-- Start --
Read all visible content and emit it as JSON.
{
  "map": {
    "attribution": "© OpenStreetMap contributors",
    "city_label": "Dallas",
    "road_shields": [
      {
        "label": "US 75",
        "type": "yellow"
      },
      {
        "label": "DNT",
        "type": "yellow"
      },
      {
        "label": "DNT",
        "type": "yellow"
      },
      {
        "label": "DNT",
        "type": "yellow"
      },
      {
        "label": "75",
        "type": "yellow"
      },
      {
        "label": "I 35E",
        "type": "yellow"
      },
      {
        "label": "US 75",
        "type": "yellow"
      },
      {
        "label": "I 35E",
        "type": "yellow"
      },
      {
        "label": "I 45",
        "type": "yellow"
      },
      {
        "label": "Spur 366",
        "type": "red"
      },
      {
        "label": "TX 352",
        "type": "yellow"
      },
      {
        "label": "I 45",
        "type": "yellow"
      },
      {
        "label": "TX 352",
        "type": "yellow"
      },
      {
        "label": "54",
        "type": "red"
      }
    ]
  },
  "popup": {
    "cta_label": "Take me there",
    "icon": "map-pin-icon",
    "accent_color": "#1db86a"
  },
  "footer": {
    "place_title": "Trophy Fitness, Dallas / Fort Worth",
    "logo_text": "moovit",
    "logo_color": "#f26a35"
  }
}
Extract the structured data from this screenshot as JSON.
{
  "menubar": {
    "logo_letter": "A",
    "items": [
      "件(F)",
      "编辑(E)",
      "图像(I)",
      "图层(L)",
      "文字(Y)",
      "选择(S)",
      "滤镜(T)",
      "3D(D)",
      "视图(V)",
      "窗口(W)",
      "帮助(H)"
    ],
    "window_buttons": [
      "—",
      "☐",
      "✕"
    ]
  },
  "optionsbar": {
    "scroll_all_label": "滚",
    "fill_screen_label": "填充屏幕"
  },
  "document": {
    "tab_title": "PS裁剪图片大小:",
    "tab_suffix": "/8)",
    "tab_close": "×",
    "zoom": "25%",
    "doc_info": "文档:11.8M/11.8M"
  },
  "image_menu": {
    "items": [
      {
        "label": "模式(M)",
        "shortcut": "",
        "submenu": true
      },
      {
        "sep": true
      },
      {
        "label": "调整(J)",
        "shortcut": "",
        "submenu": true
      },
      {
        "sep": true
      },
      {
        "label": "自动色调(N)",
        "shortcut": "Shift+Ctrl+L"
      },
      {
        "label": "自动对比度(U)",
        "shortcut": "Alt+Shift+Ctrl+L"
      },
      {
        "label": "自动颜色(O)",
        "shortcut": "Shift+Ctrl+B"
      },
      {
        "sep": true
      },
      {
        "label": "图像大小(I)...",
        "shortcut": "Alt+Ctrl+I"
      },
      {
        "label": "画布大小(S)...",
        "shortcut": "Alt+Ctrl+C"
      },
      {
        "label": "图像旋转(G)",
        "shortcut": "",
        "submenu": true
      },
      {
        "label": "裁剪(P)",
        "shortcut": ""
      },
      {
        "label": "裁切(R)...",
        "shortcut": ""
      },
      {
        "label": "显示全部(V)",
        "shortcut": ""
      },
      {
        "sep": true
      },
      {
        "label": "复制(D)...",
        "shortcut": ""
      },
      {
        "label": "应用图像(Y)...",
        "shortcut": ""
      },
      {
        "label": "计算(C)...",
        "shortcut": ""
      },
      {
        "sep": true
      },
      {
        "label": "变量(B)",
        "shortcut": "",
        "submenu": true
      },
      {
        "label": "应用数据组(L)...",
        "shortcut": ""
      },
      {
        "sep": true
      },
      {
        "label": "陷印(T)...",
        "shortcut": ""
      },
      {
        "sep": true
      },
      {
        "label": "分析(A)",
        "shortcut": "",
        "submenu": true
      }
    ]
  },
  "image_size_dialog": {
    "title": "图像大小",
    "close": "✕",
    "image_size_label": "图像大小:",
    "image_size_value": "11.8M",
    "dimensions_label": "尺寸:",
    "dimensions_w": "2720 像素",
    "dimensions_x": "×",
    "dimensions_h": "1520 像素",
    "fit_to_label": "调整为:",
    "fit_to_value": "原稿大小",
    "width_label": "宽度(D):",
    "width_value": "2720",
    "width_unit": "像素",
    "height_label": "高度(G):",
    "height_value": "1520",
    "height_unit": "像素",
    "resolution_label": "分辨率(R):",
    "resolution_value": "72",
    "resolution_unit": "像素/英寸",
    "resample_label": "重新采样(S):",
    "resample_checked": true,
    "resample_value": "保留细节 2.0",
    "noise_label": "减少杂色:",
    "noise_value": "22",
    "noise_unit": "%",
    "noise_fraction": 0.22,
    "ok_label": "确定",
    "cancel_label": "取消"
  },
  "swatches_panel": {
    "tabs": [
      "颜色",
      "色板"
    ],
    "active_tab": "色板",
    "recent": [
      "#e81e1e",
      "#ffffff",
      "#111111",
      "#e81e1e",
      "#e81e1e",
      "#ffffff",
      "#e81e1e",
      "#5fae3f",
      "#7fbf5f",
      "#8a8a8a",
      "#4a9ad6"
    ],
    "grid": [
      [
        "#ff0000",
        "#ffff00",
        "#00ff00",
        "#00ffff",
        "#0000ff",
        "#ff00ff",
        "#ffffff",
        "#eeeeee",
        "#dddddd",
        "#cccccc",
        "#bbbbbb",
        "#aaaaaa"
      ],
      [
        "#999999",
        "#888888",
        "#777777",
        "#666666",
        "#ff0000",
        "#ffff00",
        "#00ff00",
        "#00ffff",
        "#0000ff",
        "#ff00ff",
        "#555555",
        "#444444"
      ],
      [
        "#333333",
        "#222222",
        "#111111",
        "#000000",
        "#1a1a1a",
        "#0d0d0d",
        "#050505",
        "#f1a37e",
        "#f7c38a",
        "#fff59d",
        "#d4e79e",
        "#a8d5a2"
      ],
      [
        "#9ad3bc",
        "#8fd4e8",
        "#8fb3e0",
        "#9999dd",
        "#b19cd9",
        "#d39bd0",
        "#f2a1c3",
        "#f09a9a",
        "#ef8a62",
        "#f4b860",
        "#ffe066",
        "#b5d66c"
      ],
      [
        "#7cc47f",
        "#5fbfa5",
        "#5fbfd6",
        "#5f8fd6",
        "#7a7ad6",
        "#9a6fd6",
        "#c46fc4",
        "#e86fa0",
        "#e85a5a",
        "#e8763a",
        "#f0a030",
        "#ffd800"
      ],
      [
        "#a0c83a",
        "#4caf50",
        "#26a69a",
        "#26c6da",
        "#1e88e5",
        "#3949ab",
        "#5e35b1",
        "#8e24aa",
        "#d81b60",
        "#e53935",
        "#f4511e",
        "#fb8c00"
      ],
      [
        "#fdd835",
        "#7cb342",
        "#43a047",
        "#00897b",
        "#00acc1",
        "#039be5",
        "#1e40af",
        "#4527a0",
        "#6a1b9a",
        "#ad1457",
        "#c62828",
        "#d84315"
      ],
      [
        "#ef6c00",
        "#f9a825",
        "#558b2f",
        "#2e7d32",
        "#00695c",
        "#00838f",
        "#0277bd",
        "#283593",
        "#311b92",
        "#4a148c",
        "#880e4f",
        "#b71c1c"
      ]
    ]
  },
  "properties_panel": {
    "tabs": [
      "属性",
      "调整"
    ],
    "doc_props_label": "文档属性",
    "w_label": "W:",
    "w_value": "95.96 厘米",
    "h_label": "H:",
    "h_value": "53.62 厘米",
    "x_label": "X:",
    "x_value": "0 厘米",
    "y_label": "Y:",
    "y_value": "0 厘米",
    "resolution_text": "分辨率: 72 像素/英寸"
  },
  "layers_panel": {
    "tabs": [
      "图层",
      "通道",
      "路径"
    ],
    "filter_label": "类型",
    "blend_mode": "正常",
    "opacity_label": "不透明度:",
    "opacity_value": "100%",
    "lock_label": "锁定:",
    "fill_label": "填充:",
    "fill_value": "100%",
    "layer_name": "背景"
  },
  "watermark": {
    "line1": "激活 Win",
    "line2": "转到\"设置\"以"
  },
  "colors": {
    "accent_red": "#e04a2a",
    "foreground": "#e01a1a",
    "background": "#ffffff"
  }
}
-- End --
-- Start --
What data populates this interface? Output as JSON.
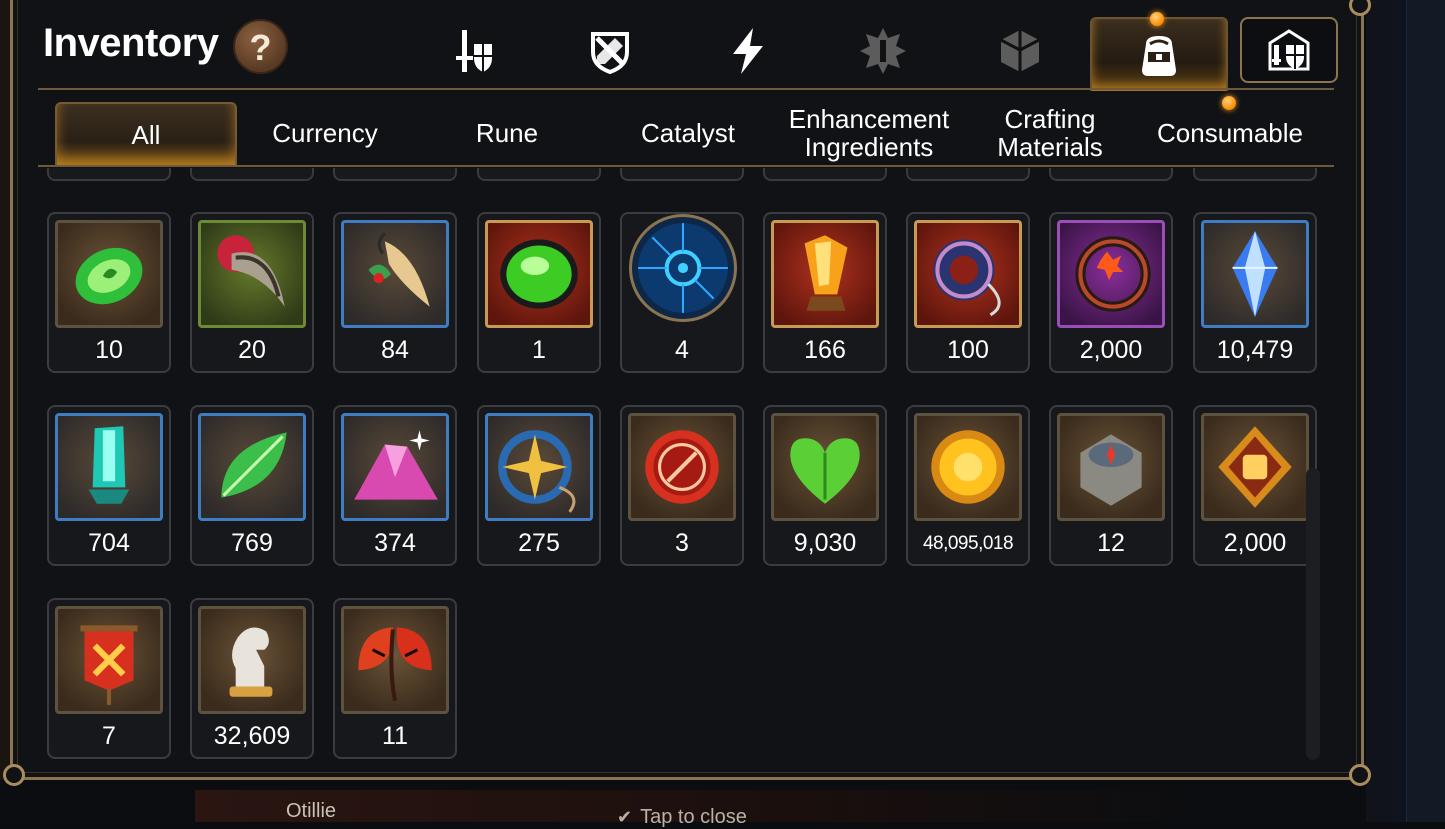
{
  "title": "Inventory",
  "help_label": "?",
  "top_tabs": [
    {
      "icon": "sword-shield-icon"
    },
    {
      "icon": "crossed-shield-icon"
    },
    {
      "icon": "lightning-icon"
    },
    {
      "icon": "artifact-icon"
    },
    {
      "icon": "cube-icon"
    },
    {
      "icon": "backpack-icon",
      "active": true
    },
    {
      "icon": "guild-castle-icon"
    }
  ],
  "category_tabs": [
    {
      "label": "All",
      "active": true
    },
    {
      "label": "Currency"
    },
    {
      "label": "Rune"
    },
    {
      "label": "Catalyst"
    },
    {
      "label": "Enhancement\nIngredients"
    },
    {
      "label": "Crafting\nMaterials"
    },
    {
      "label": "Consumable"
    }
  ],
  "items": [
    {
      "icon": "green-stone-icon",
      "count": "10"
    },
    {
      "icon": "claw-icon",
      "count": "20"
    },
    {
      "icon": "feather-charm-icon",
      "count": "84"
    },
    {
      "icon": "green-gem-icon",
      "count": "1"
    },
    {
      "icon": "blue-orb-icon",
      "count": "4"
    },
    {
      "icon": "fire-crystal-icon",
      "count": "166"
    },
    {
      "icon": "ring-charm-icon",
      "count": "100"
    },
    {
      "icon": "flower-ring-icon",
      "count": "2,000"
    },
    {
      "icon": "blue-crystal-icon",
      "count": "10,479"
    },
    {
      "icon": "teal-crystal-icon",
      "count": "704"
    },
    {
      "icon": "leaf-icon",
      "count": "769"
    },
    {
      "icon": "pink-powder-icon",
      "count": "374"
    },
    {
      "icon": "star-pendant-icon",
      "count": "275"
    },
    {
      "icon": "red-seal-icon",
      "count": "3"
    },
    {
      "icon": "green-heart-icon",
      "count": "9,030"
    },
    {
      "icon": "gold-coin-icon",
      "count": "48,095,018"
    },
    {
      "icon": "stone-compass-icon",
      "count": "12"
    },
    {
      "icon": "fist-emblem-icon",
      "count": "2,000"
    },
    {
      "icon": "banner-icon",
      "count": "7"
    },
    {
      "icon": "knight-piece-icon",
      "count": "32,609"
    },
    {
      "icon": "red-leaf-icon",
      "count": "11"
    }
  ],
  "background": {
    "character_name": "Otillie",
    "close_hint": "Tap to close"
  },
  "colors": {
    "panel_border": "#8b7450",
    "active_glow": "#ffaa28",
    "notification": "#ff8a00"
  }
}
-- End --
-- Start --
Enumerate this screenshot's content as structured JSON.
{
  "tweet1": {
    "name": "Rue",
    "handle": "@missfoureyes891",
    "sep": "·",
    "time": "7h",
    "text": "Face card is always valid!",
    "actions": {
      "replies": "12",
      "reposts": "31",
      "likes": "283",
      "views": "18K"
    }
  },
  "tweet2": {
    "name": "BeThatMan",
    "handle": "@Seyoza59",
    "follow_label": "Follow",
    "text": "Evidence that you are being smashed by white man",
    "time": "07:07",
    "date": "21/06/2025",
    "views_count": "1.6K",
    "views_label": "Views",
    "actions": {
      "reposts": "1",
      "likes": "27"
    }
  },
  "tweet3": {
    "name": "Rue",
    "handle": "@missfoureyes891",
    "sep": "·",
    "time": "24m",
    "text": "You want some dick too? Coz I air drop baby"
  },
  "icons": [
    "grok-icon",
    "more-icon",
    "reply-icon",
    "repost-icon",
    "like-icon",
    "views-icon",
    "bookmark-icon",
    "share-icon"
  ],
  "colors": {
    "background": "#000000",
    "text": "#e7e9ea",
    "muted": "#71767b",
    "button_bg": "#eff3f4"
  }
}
-- End --
- _TASK OBJECTIVE_:
From the material given, work out how many lines hold the string "data"; state that number and nothing further.

- _THE RESULT_:
2